_Dataset entries:_
####

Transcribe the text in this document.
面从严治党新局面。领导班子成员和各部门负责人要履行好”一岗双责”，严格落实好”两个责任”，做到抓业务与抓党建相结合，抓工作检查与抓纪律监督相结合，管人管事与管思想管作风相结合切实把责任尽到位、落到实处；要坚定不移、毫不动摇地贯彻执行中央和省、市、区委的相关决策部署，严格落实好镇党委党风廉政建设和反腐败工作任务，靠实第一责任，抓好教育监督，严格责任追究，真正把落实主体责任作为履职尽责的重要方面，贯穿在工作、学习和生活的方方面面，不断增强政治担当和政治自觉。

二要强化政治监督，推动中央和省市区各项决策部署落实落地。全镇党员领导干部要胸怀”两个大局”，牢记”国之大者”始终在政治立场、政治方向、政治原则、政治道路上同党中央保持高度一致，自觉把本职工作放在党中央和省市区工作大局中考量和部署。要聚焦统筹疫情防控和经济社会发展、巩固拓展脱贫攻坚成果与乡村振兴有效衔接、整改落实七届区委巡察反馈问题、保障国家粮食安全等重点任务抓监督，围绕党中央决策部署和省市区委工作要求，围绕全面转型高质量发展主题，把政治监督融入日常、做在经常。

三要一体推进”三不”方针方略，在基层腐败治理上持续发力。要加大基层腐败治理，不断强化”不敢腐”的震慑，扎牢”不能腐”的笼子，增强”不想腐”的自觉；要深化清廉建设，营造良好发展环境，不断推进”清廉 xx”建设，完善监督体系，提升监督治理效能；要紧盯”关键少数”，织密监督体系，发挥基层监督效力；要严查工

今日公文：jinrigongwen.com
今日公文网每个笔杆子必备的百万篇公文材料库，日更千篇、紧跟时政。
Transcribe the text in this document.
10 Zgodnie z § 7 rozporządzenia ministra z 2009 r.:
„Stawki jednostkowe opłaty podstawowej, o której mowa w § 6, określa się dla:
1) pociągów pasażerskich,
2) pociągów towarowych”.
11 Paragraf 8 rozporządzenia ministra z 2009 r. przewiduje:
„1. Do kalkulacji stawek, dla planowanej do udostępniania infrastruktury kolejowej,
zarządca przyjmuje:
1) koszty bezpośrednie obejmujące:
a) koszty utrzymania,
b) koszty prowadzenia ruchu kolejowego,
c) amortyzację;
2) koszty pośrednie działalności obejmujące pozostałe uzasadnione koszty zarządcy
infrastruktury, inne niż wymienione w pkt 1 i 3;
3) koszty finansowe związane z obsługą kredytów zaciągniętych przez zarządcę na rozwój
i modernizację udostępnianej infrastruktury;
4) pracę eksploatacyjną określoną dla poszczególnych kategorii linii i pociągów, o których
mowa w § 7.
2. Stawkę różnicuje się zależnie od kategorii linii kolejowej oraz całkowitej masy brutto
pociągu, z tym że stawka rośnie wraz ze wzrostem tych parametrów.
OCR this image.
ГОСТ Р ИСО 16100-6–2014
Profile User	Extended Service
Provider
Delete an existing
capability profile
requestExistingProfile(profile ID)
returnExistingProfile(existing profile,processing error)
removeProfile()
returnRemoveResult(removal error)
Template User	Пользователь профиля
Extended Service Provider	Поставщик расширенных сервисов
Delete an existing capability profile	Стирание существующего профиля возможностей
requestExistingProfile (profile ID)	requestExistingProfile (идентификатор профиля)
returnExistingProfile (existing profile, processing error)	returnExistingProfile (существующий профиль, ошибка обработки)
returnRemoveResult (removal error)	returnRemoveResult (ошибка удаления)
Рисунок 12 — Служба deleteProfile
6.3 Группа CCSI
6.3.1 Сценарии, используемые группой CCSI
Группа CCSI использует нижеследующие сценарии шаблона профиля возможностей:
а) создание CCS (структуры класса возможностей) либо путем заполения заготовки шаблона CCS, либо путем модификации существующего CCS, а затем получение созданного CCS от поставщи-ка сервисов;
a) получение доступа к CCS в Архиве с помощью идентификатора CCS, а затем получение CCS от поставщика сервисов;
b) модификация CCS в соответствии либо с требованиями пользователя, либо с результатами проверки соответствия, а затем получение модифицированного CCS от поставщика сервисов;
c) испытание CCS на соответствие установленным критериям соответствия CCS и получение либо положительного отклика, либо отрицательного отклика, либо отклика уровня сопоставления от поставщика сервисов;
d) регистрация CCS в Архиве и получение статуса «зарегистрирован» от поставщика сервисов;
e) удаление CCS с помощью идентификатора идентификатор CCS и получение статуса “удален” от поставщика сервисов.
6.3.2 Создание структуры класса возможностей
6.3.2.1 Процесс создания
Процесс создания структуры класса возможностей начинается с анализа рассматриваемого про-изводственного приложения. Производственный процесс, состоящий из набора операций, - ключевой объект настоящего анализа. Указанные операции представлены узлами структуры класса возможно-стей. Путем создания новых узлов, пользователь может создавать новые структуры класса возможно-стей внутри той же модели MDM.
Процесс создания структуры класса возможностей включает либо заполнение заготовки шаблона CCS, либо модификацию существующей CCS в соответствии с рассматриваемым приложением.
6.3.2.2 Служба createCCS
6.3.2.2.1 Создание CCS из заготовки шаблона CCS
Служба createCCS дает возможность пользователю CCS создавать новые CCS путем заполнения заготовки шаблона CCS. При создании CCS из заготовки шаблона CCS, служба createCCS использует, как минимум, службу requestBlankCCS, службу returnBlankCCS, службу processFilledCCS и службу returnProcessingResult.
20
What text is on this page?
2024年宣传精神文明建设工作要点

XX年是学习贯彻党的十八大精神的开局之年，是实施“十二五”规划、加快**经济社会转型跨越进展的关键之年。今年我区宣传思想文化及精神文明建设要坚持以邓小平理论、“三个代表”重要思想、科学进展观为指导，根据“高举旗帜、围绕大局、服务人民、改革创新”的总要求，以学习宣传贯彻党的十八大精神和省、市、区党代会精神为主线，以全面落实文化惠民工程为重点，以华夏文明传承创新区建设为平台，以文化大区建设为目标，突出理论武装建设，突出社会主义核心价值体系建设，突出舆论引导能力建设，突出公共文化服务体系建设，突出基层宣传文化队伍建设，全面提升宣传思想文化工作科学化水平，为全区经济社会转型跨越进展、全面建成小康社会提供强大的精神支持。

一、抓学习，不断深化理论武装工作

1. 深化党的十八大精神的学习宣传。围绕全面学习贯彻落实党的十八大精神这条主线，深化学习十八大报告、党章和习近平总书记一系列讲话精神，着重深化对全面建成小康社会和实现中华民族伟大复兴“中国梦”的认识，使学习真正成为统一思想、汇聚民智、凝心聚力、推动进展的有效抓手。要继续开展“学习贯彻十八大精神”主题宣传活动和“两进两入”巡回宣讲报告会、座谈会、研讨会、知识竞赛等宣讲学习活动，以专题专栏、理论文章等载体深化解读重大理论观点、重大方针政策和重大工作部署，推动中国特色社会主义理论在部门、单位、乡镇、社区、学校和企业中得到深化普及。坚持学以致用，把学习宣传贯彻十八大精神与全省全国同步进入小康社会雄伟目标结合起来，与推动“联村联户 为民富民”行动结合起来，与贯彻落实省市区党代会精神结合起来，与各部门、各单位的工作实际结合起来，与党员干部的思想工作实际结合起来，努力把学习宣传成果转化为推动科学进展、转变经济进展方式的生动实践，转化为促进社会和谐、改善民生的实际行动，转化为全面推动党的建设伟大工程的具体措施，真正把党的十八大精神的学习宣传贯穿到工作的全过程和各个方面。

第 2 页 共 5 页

####

Give only the count of lines in this material that contain the string "linii".

_REPLY TO THE TASK:_
2